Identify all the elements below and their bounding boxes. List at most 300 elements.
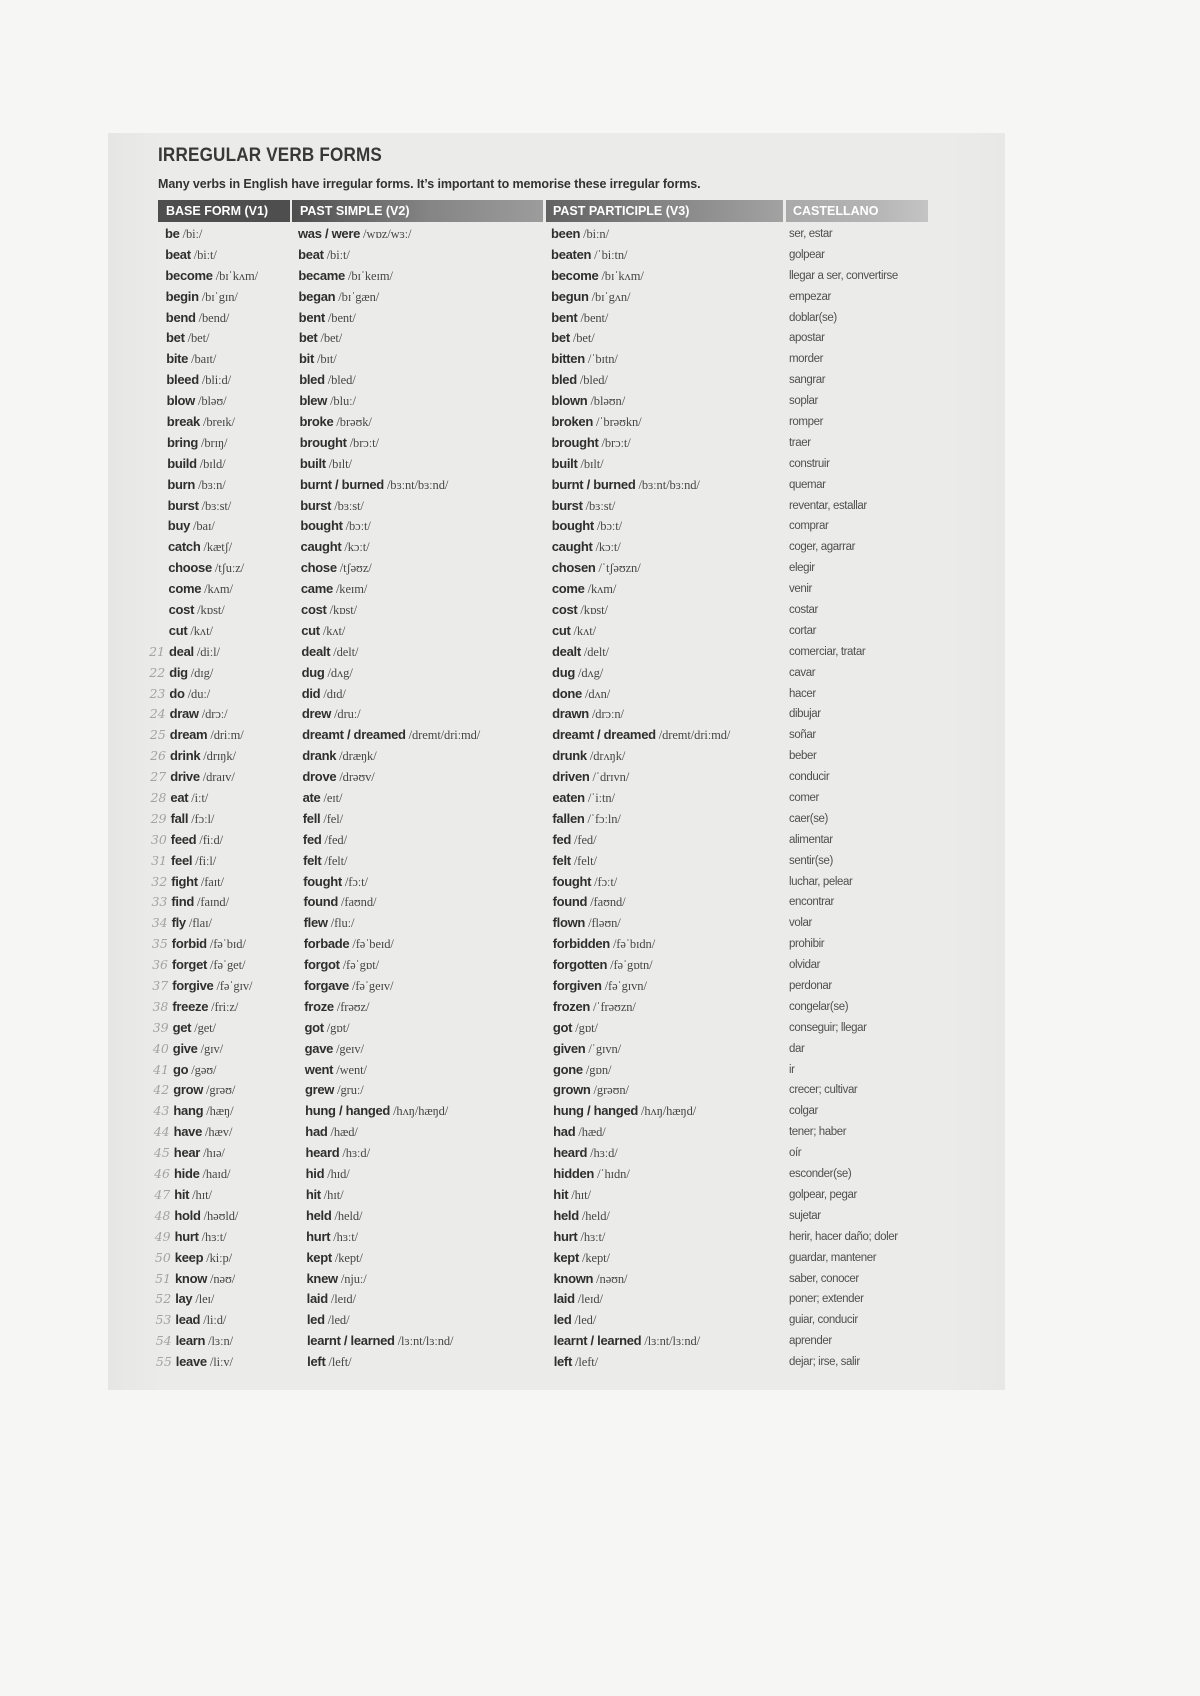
verb-form: break xyxy=(166,414,200,429)
verb-form: chose xyxy=(300,560,337,576)
verb-form: hide xyxy=(174,1166,200,1182)
phonetic-transcription: /bet/ xyxy=(187,331,210,346)
phonetic-transcription: /left/ xyxy=(328,1355,352,1370)
phonetic-transcription: /duː/ xyxy=(187,686,211,701)
castellano-cell: venir xyxy=(789,583,812,596)
handwritten-row-number: 21 xyxy=(149,643,165,659)
phonetic-transcription: /bɔːt/ xyxy=(596,519,623,534)
past-participle-cell xyxy=(552,684,610,704)
verb-form: bet xyxy=(298,330,318,346)
phonetic-transcription: /driːm/ xyxy=(210,728,244,743)
past-participle-cell xyxy=(552,433,631,453)
base-form-cell xyxy=(174,1143,225,1163)
verb-form: eat xyxy=(170,790,189,806)
past-participle-cell xyxy=(553,1248,609,1268)
phonetic-transcription: /fiːl/ xyxy=(195,853,217,868)
verb-form: dig xyxy=(169,664,188,680)
past-participle-cell xyxy=(551,370,607,390)
phonetic-transcription: /grəʊ/ xyxy=(206,1083,236,1098)
verb-form: bitten xyxy=(551,351,585,367)
phonetic-transcription: /friːz/ xyxy=(211,999,239,1014)
phonetic-transcription: /hɜːt/ xyxy=(201,1229,227,1244)
castellano-cell: comer xyxy=(789,792,819,805)
past-simple-cell xyxy=(304,976,393,996)
table-row xyxy=(0,851,1200,871)
handwritten-row-number: 54 xyxy=(155,1333,172,1349)
table-row xyxy=(0,1018,1200,1038)
phonetic-transcription: /kʌt/ xyxy=(190,623,213,638)
phonetic-transcription: /wɒz/wɜː/ xyxy=(363,227,412,241)
verb-form: cost xyxy=(168,602,195,618)
castellano-cell: alimentar xyxy=(789,833,833,846)
castellano-cell: luchar, pelear xyxy=(789,875,853,888)
verb-form: led xyxy=(553,1312,572,1328)
phonetic-transcription: /eɪt/ xyxy=(323,791,343,806)
table-row xyxy=(0,1122,1200,1142)
column-header-past-participle: PAST PARTICIPLE (V3) xyxy=(546,200,783,222)
past-simple-cell xyxy=(299,287,380,307)
past-simple-cell xyxy=(305,1060,367,1080)
phonetic-transcription: /faɪt/ xyxy=(200,874,224,889)
castellano-cell: ir xyxy=(789,1063,795,1076)
phonetic-transcription: /hɪə/ xyxy=(203,1146,225,1161)
phonetic-transcription: /bɪlt/ xyxy=(580,456,604,471)
phonetic-transcription: /hɪt/ xyxy=(571,1187,591,1202)
phonetic-transcription: /bliːd/ xyxy=(201,373,232,388)
past-simple-cell xyxy=(307,1289,356,1309)
table-row xyxy=(0,746,1200,766)
past-simple-cell xyxy=(307,1310,350,1330)
phonetic-transcription: /hɜːd/ xyxy=(342,1146,370,1161)
verb-form: freeze xyxy=(172,998,209,1014)
phonetic-transcription: /fɔːt/ xyxy=(344,874,368,889)
phonetic-transcription: /hɪt/ xyxy=(323,1187,344,1202)
phonetic-transcription: /biːt/ xyxy=(193,247,217,262)
past-simple-cell xyxy=(298,245,350,265)
handwritten-row-number: 27 xyxy=(150,769,167,785)
phonetic-transcription: /kɔːt/ xyxy=(344,540,370,555)
verb-form: eaten xyxy=(552,790,585,806)
base-form-cell xyxy=(172,955,245,975)
verb-form: burst xyxy=(300,497,332,513)
past-simple-cell xyxy=(303,851,347,871)
verb-form: fell xyxy=(302,810,321,826)
table-row xyxy=(0,767,1200,787)
past-simple-cell xyxy=(299,370,355,390)
past-simple-cell xyxy=(300,475,448,495)
past-participle-cell xyxy=(554,1269,628,1289)
phonetic-transcription: /fəˈgɪvn/ xyxy=(604,979,647,994)
table-row xyxy=(0,245,1200,265)
castellano-cell: golpear xyxy=(789,248,825,261)
verb-form: gone xyxy=(553,1061,583,1077)
handwritten-row-number: 26 xyxy=(150,748,166,764)
past-simple-cell xyxy=(305,1122,358,1142)
phonetic-transcription: /held/ xyxy=(334,1208,363,1223)
verb-form: burnt / burned xyxy=(551,476,636,492)
phonetic-transcription: /brɔːt/ xyxy=(349,435,379,450)
handwritten-row-number: 52 xyxy=(155,1291,172,1307)
verb-form: learnt / learned xyxy=(307,1333,395,1349)
verb-form: deal xyxy=(169,643,194,659)
phonetic-transcription: /faʊnd/ xyxy=(341,895,377,910)
castellano-cell: apostar xyxy=(789,332,825,345)
past-participle-cell xyxy=(553,872,618,892)
handwritten-row-number: 42 xyxy=(153,1082,170,1098)
handwritten-row-number: 50 xyxy=(154,1249,171,1265)
handwritten-row-number: 32 xyxy=(151,873,168,889)
table-row xyxy=(0,600,1200,620)
past-participle-cell xyxy=(553,1143,617,1163)
base-form-cell xyxy=(167,433,227,453)
base-form-cell xyxy=(173,1060,216,1080)
castellano-cell: conducir xyxy=(789,771,830,784)
phonetic-transcription: /gruː/ xyxy=(337,1083,364,1098)
verb-form: have xyxy=(173,1124,203,1140)
phonetic-transcription: /fəˈbeɪd/ xyxy=(352,937,394,952)
past-simple-cell xyxy=(304,913,355,933)
verb-form: hung / hanged xyxy=(305,1103,391,1119)
phonetic-transcription: /bɜːst/ xyxy=(334,498,364,513)
base-form-cell xyxy=(173,1018,216,1038)
phonetic-transcription: /həʊld/ xyxy=(203,1208,239,1223)
base-form-cell xyxy=(166,328,209,348)
verb-form: forgave xyxy=(304,978,349,994)
past-participle-cell xyxy=(552,496,616,516)
castellano-cell: olvidar xyxy=(789,959,821,972)
verb-form: hit xyxy=(174,1186,190,1202)
past-simple-cell xyxy=(301,537,370,557)
handwritten-row-number: 22 xyxy=(149,664,166,680)
phonetic-transcription: /dremt/driːmd/ xyxy=(408,728,481,743)
past-simple-cell xyxy=(306,1164,350,1184)
handwritten-row-number: 37 xyxy=(152,978,169,994)
handwritten-row-number: 28 xyxy=(150,790,167,806)
phonetic-transcription: /kætʃ/ xyxy=(203,540,233,555)
intro-text: Many verbs in English have irregular forms. It’s important to memorise these irregular forms. xyxy=(158,177,701,191)
verb-form: grow xyxy=(173,1082,204,1098)
verb-form: bleed xyxy=(166,372,199,388)
verb-form: blown xyxy=(551,393,588,409)
past-participle-cell xyxy=(552,558,641,578)
base-form-cell xyxy=(176,1331,233,1351)
phonetic-transcription: /frəʊz/ xyxy=(336,999,370,1014)
verb-form: cut xyxy=(168,622,188,638)
table-row xyxy=(0,1310,1200,1330)
phonetic-transcription: /drʌŋk/ xyxy=(589,749,626,764)
past-simple-cell xyxy=(299,391,356,411)
verb-form: drink xyxy=(170,748,201,764)
phonetic-transcription: /liːd/ xyxy=(203,1313,227,1328)
castellano-cell: sentir(se) xyxy=(789,854,833,867)
past-simple-cell xyxy=(303,809,343,829)
past-participle-cell xyxy=(553,1164,629,1184)
verb-form: forgive xyxy=(172,978,214,994)
table-row xyxy=(0,997,1200,1017)
verb-form: fed xyxy=(302,831,322,847)
phonetic-transcription: /bɜːst/ xyxy=(585,498,616,513)
past-participle-cell xyxy=(552,663,603,683)
past-participle-cell xyxy=(553,913,621,933)
base-form-cell xyxy=(167,475,225,495)
phonetic-transcription: /ˈfɔːln/ xyxy=(587,811,621,826)
past-simple-cell xyxy=(306,1206,362,1226)
phonetic-transcription: /kept/ xyxy=(581,1250,610,1265)
verb-form: forgotten xyxy=(552,957,608,973)
past-simple-cell xyxy=(298,224,411,244)
phonetic-transcription: /left/ xyxy=(575,1355,599,1370)
verb-form: drank xyxy=(302,748,337,764)
verb-form: cost xyxy=(551,602,578,618)
verb-form: gave xyxy=(304,1040,334,1056)
phonetic-transcription: /drəʊv/ xyxy=(339,770,375,785)
past-simple-cell xyxy=(305,1143,369,1163)
phonetic-transcription: /bent/ xyxy=(327,310,356,325)
table-row xyxy=(0,328,1200,348)
phonetic-transcription: /fɔːt/ xyxy=(594,874,618,889)
base-form-cell xyxy=(170,704,228,724)
table-row xyxy=(0,537,1200,557)
past-simple-cell xyxy=(301,642,358,662)
phonetic-transcription: /brəʊk/ xyxy=(336,415,372,429)
phonetic-transcription: /drɪŋk/ xyxy=(203,749,236,764)
base-form-cell xyxy=(171,872,224,892)
castellano-cell: comprar xyxy=(789,520,829,533)
phonetic-transcription: /nəʊn/ xyxy=(596,1271,628,1286)
verb-form: bent xyxy=(551,309,578,325)
phonetic-transcription: /hɜːd/ xyxy=(590,1146,618,1161)
handwritten-row-number: 38 xyxy=(152,998,169,1014)
handwritten-row-number: 48 xyxy=(154,1207,171,1223)
verb-form: hung / hanged xyxy=(553,1103,639,1119)
phonetic-transcription: /fləʊn/ xyxy=(588,916,621,931)
handwritten-row-number: 24 xyxy=(149,706,166,722)
verb-form: been xyxy=(551,226,581,241)
base-form-cell xyxy=(170,767,235,787)
verb-form: bite xyxy=(166,351,189,367)
castellano-cell: llegar a ser, convertirse xyxy=(789,269,898,282)
phonetic-transcription: /dɪd/ xyxy=(323,686,346,701)
past-simple-cell xyxy=(305,1101,448,1121)
phonetic-transcription: /fəˈgɒtn/ xyxy=(610,958,653,973)
verb-form: bled xyxy=(299,372,325,388)
base-form-cell xyxy=(175,1269,235,1289)
verb-form: dug xyxy=(552,664,575,680)
past-participle-cell xyxy=(551,287,630,307)
verb-form: built xyxy=(551,455,578,471)
phonetic-transcription: /breɪk/ xyxy=(203,415,235,429)
phonetic-transcription: /bend/ xyxy=(198,310,230,325)
table-row xyxy=(0,1039,1200,1059)
verb-form: fight xyxy=(171,873,198,889)
castellano-cell: construir xyxy=(789,457,830,470)
verb-form: feel xyxy=(171,852,193,868)
past-participle-cell xyxy=(554,1310,597,1330)
table-row xyxy=(0,1248,1200,1268)
base-form-cell xyxy=(176,1352,233,1372)
phonetic-transcription: /hɜːt/ xyxy=(580,1229,606,1244)
phonetic-transcription: /biːn/ xyxy=(583,227,609,241)
verb-form: driven xyxy=(552,769,590,785)
verb-form: forget xyxy=(172,957,208,973)
phonetic-transcription: /hɪd/ xyxy=(327,1167,350,1182)
phonetic-transcription: /kɔːt/ xyxy=(595,540,621,555)
table-row xyxy=(0,642,1200,662)
verb-form: led xyxy=(306,1312,325,1328)
castellano-cell: dejar; irse, salir xyxy=(789,1356,860,1369)
table-row xyxy=(0,391,1200,411)
table-row xyxy=(0,1352,1200,1372)
base-form-cell xyxy=(165,224,202,244)
phonetic-transcription: /grəʊn/ xyxy=(593,1083,629,1098)
phonetic-transcription: /bɪˈkʌm/ xyxy=(601,268,644,283)
base-form-cell xyxy=(170,788,208,808)
handwritten-row-number: 33 xyxy=(151,894,168,910)
phonetic-transcription: /fəˈgeɪv/ xyxy=(351,979,394,994)
verb-form: leave xyxy=(175,1354,207,1370)
verb-form: heard xyxy=(305,1145,340,1161)
table-row xyxy=(0,475,1200,495)
past-simple-cell xyxy=(302,767,374,787)
past-simple-cell xyxy=(307,1331,453,1351)
past-simple-cell xyxy=(302,725,480,745)
verb-form: burst xyxy=(551,497,583,513)
base-form-cell xyxy=(169,600,225,620)
past-participle-cell xyxy=(552,767,629,787)
verb-form: grew xyxy=(304,1082,335,1098)
verb-form: forbid xyxy=(171,936,207,952)
castellano-cell: morder xyxy=(789,353,824,366)
phonetic-transcription: /gɒt/ xyxy=(575,1020,598,1035)
table-row xyxy=(0,496,1200,516)
verb-form: began xyxy=(298,288,336,304)
phonetic-transcription: /drɔː/ xyxy=(201,707,228,722)
phonetic-transcription: /ˈdrɪvn/ xyxy=(592,770,630,785)
phonetic-transcription: /gəʊ/ xyxy=(191,1062,217,1077)
table-row xyxy=(0,579,1200,599)
castellano-cell: traer xyxy=(789,436,811,449)
base-form-cell xyxy=(171,830,223,850)
castellano-cell: ser, estar xyxy=(789,228,833,240)
phonetic-transcription: /fed/ xyxy=(574,832,597,847)
base-form-cell xyxy=(171,892,229,912)
castellano-cell: congelar(se) xyxy=(789,1000,849,1013)
verb-form: fly xyxy=(171,915,186,931)
verb-form: bet xyxy=(551,330,570,346)
castellano-cell: costar xyxy=(789,604,818,617)
base-form-cell xyxy=(165,266,258,286)
phonetic-transcription: /bɜːst/ xyxy=(201,498,232,513)
phonetic-transcription: /bləʊ/ xyxy=(198,394,227,409)
phonetic-transcription: /bluː/ xyxy=(330,394,356,409)
table-row xyxy=(0,913,1200,933)
phonetic-transcription: /faʊnd/ xyxy=(590,895,626,910)
past-participle-cell xyxy=(552,537,621,557)
past-participle-cell xyxy=(553,976,647,996)
past-simple-cell xyxy=(306,1227,358,1247)
base-form-cell xyxy=(167,391,227,411)
phonetic-transcription: /dremt/driːmd/ xyxy=(658,728,731,743)
base-form-cell xyxy=(172,934,246,954)
base-form-cell xyxy=(168,579,232,599)
verb-form: know xyxy=(175,1270,208,1286)
phonetic-transcription: /ˈbrəʊkn/ xyxy=(595,415,642,429)
phonetic-transcription: /hʌŋ/hæŋd/ xyxy=(393,1104,449,1119)
verb-form: build xyxy=(167,455,197,471)
phonetic-transcription: /dræŋk/ xyxy=(339,749,377,764)
verb-form: had xyxy=(553,1124,576,1140)
phonetic-transcription: /kʌt/ xyxy=(322,623,346,638)
phonetic-transcription: /gɒt/ xyxy=(326,1020,350,1035)
phonetic-transcription: /ˈfrəʊzn/ xyxy=(593,999,636,1014)
verb-form: held xyxy=(305,1207,332,1223)
verb-form: catch xyxy=(168,539,201,555)
base-form-cell xyxy=(166,349,216,369)
phonetic-transcription: /ˈbɪtn/ xyxy=(587,352,618,367)
phonetic-transcription: /bɪt/ xyxy=(317,352,337,367)
handwritten-row-number: 49 xyxy=(154,1228,171,1244)
past-simple-cell xyxy=(303,872,368,892)
castellano-cell: soplar xyxy=(789,395,818,408)
verb-form: forbidden xyxy=(552,936,610,952)
verb-form: give xyxy=(172,1040,198,1056)
phonetic-transcription: /leɪd/ xyxy=(330,1292,356,1307)
past-simple-cell xyxy=(301,600,357,620)
castellano-cell: guiar, conducir xyxy=(789,1314,858,1327)
phonetic-transcription: /delt/ xyxy=(333,644,359,659)
base-form-cell xyxy=(168,537,232,557)
past-simple-cell xyxy=(302,704,361,724)
verb-form: lead xyxy=(175,1312,201,1328)
past-simple-cell xyxy=(299,308,356,328)
past-participle-cell xyxy=(553,851,597,871)
phonetic-transcription: /fluː/ xyxy=(330,916,355,931)
castellano-cell: tener; haber xyxy=(789,1126,847,1139)
verb-form: get xyxy=(172,1019,192,1035)
verb-form: came xyxy=(300,581,333,597)
verb-form: hit xyxy=(553,1186,569,1202)
phonetic-transcription: /tʃəʊz/ xyxy=(339,561,372,576)
table-row xyxy=(0,370,1200,390)
phonetic-transcription: /geɪv/ xyxy=(336,1041,364,1056)
past-simple-cell xyxy=(301,621,345,641)
phonetic-transcription: /kɒst/ xyxy=(329,603,358,618)
base-form-cell xyxy=(169,621,213,641)
verb-form: beat xyxy=(298,246,324,262)
table-row xyxy=(0,1269,1200,1289)
table-row xyxy=(0,892,1200,912)
verb-form: caught xyxy=(300,539,342,555)
verb-form: laid xyxy=(553,1291,575,1307)
verb-form: found xyxy=(552,894,588,910)
handwritten-row-number: 31 xyxy=(151,852,167,868)
phonetic-transcription: /kʌm/ xyxy=(204,582,233,597)
phonetic-transcription: /hæd/ xyxy=(330,1125,358,1140)
phonetic-transcription: /njuː/ xyxy=(340,1271,367,1286)
castellano-cell: herir, hacer daño; doler xyxy=(789,1230,898,1243)
phonetic-transcription: /baɪ/ xyxy=(193,519,215,534)
past-participle-cell xyxy=(552,475,700,495)
verb-form: caught xyxy=(551,539,593,555)
verb-form: bend xyxy=(165,309,196,325)
past-participle-cell xyxy=(551,266,644,286)
verb-form: forgiven xyxy=(552,978,602,994)
verb-form: forgot xyxy=(303,957,340,973)
base-form-cell xyxy=(167,454,225,474)
phonetic-transcription: /brɪŋ/ xyxy=(201,435,228,450)
verb-form: drove xyxy=(302,769,337,785)
verb-form: bet xyxy=(166,330,185,346)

** EXERCISE PROMPT **
Copy out the lines word for word, starting at the line with "verb-form: break xyxy=(166,414,200,429)" and ending at the line with "verb-form: dig xyxy=(169,664,188,680)".

** SOLUTION FOR THIS PROBLEM **
verb-form: break xyxy=(166,414,200,429)
verb-form: chose xyxy=(300,560,337,576)
verb-form: hide xyxy=(174,1166,200,1182)
phonetic-transcription: /bet/ xyxy=(187,331,210,346)
phonetic-transcription: /left/ xyxy=(328,1355,352,1370)
phonetic-transcription: /duː/ xyxy=(187,686,211,701)
castellano-cell: venir xyxy=(789,583,812,596)
handwritten-row-number: 21 xyxy=(149,643,165,659)
phonetic-transcription: /bɔːt/ xyxy=(596,519,623,534)
past-participle-cell xyxy=(552,684,610,704)
verb-form: bet xyxy=(298,330,318,346)
phonetic-transcription: /driːm/ xyxy=(210,728,244,743)
past-participle-cell xyxy=(552,433,631,453)
base-form-cell xyxy=(174,1143,225,1163)
verb-form: eat xyxy=(170,790,189,806)
past-participle-cell xyxy=(553,1248,609,1268)
phonetic-transcription: /fiːl/ xyxy=(195,853,217,868)
verb-form: dig xyxy=(169,664,188,680)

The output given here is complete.